▸ WHAT TO PRODUCE
Transcribe all of the material exactly.

▸ SUPPLIED MATERIAL
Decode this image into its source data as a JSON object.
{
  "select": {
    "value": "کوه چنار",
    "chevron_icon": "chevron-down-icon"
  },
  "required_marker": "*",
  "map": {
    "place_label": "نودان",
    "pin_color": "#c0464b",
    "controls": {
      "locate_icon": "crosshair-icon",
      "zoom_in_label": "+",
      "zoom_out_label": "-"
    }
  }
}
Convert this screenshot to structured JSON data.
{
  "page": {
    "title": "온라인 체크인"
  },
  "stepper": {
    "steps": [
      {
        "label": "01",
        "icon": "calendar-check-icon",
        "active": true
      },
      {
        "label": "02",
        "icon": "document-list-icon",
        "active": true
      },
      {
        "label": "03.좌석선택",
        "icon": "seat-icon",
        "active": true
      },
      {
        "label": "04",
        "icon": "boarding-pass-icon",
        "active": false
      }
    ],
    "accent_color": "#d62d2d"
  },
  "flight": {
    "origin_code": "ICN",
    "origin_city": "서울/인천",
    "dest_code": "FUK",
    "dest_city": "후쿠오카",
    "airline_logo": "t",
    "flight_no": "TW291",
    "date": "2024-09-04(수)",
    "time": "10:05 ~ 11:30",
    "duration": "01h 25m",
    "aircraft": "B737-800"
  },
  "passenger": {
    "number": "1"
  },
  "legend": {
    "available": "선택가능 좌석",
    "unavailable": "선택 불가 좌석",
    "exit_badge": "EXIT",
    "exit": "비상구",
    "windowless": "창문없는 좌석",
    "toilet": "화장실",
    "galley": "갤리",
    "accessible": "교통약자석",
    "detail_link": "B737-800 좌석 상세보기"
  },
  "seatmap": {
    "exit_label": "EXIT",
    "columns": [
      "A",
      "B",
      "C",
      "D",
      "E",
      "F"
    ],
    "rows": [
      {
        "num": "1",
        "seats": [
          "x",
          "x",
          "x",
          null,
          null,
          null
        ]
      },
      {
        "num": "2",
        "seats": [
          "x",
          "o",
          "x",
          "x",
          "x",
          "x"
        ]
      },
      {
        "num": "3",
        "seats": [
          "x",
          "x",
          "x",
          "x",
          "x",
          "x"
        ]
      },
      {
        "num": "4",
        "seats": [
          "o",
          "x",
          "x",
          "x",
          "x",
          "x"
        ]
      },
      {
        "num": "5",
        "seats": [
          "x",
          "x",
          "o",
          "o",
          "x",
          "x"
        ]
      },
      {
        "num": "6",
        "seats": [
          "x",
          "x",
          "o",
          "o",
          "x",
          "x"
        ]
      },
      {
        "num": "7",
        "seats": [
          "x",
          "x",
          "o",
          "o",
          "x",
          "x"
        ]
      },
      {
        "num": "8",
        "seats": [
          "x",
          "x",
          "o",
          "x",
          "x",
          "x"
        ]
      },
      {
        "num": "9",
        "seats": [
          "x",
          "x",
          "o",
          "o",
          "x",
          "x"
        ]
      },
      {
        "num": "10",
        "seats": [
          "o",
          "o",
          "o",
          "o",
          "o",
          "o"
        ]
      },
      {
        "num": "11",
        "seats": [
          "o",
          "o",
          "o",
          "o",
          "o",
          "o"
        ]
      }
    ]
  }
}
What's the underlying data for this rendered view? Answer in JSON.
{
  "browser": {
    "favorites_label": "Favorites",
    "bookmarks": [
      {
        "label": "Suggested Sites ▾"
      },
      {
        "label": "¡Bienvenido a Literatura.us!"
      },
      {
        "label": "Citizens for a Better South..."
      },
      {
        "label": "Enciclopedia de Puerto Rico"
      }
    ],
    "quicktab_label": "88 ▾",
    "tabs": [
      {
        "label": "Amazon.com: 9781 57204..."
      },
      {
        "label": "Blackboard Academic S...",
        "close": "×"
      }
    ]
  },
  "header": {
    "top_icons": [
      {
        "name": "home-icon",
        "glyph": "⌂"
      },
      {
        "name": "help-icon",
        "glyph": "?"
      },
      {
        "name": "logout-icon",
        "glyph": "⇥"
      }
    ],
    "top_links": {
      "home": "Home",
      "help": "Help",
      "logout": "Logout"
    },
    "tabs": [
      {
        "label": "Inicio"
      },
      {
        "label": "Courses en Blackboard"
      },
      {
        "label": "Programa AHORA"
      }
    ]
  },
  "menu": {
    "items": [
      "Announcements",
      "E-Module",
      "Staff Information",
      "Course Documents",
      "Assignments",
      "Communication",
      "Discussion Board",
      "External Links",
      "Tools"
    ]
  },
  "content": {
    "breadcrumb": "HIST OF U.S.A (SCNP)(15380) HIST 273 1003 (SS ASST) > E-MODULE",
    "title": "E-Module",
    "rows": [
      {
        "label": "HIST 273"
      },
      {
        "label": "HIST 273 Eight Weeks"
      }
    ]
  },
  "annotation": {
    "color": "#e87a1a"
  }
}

▸ IN RESPONSE
Decode this image into its source data as a JSON object.
{
  "select": {
    "value": "کوه چنار",
    "chevron_icon": "chevron-down-icon"
  },
  "required_marker": "*",
  "map": {
    "place_label": "نودان",
    "pin_color": "#c0464b",
    "controls": {
      "locate_icon": "crosshair-icon",
      "zoom_in_label": "+",
      "zoom_out_label": "-"
    }
  }
}
Convert this screenshot to structured JSON data.
{
  "page": {
    "title": "온라인 체크인"
  },
  "stepper": {
    "steps": [
      {
        "label": "01",
        "icon": "calendar-check-icon",
        "active": true
      },
      {
        "label": "02",
        "icon": "document-list-icon",
        "active": true
      },
      {
        "label": "03.좌석선택",
        "icon": "seat-icon",
        "active": true
      },
      {
        "label": "04",
        "icon": "boarding-pass-icon",
        "active": false
      }
    ],
    "accent_color": "#d62d2d"
  },
  "flight": {
    "origin_code": "ICN",
    "origin_city": "서울/인천",
    "dest_code": "FUK",
    "dest_city": "후쿠오카",
    "airline_logo": "t",
    "flight_no": "TW291",
    "date": "2024-09-04(수)",
    "time": "10:05 ~ 11:30",
    "duration": "01h 25m",
    "aircraft": "B737-800"
  },
  "passenger": {
    "number": "1"
  },
  "legend": {
    "available": "선택가능 좌석",
    "unavailable": "선택 불가 좌석",
    "exit_badge": "EXIT",
    "exit": "비상구",
    "windowless": "창문없는 좌석",
    "toilet": "화장실",
    "galley": "갤리",
    "accessible": "교통약자석",
    "detail_link": "B737-800 좌석 상세보기"
  },
  "seatmap": {
    "exit_label": "EXIT",
    "columns": [
      "A",
      "B",
      "C",
      "D",
      "E",
      "F"
    ],
    "rows": [
      {
        "num": "1",
        "seats": [
          "x",
          "x",
          "x",
          null,
          null,
          null
        ]
      },
      {
        "num": "2",
        "seats": [
          "x",
          "o",
          "x",
          "x",
          "x",
          "x"
        ]
      },
      {
        "num": "3",
        "seats": [
          "x",
          "x",
          "x",
          "x",
          "x",
          "x"
        ]
      },
      {
        "num": "4",
        "seats": [
          "o",
          "x",
          "x",
          "x",
          "x",
          "x"
        ]
      },
      {
        "num": "5",
        "seats": [
          "x",
          "x",
          "o",
          "o",
          "x",
          "x"
        ]
      },
      {
        "num": "6",
        "seats": [
          "x",
          "x",
          "o",
          "o",
          "x",
          "x"
        ]
      },
      {
        "num": "7",
        "seats": [
          "x",
          "x",
          "o",
          "o",
          "x",
          "x"
        ]
      },
      {
        "num": "8",
        "seats": [
          "x",
          "x",
          "o",
          "x",
          "x",
          "x"
        ]
      },
      {
        "num": "9",
        "seats": [
          "x",
          "x",
          "o",
          "o",
          "x",
          "x"
        ]
      },
      {
        "num": "10",
        "seats": [
          "o",
          "o",
          "o",
          "o",
          "o",
          "o"
        ]
      },
      {
        "num": "11",
        "seats": [
          "o",
          "o",
          "o",
          "o",
          "o",
          "o"
        ]
      }
    ]
  }
}
What's the underlying data for this rendered view? Answer in JSON.
{
  "browser": {
    "favorites_label": "Favorites",
    "bookmarks": [
      {
        "label": "Suggested Sites ▾"
      },
      {
        "label": "¡Bienvenido a Literatura.us!"
      },
      {
        "label": "Citizens for a Better South..."
      },
      {
        "label": "Enciclopedia de Puerto Rico"
      }
    ],
    "quicktab_label": "88 ▾",
    "tabs": [
      {
        "label": "Amazon.com: 9781 57204..."
      },
      {
        "label": "Blackboard Academic S...",
        "close": "×"
      }
    ]
  },
  "header": {
    "top_icons": [
      {
        "name": "home-icon",
        "glyph": "⌂"
      },
      {
        "name": "help-icon",
        "glyph": "?"
      },
      {
        "name": "logout-icon",
        "glyph": "⇥"
      }
    ],
    "top_links": {
      "home": "Home",
      "help": "Help",
      "logout": "Logout"
    },
    "tabs": [
      {
        "label": "Inicio"
      },
      {
        "label": "Courses en Blackboard"
      },
      {
        "label": "Programa AHORA"
      }
    ]
  },
  "menu": {
    "items": [
      "Announcements",
      "E-Module",
      "Staff Information",
      "Course Documents",
      "Assignments",
      "Communication",
      "Discussion Board",
      "External Links",
      "Tools"
    ]
  },
  "content": {
    "breadcrumb": "HIST OF U.S.A (SCNP)(15380) HIST 273 1003 (SS ASST) > E-MODULE",
    "title": "E-Module",
    "rows": [
      {
        "label": "HIST 273"
      },
      {
        "label": "HIST 273 Eight Weeks"
      }
    ]
  },
  "annotation": {
    "color": "#e87a1a"
  }
}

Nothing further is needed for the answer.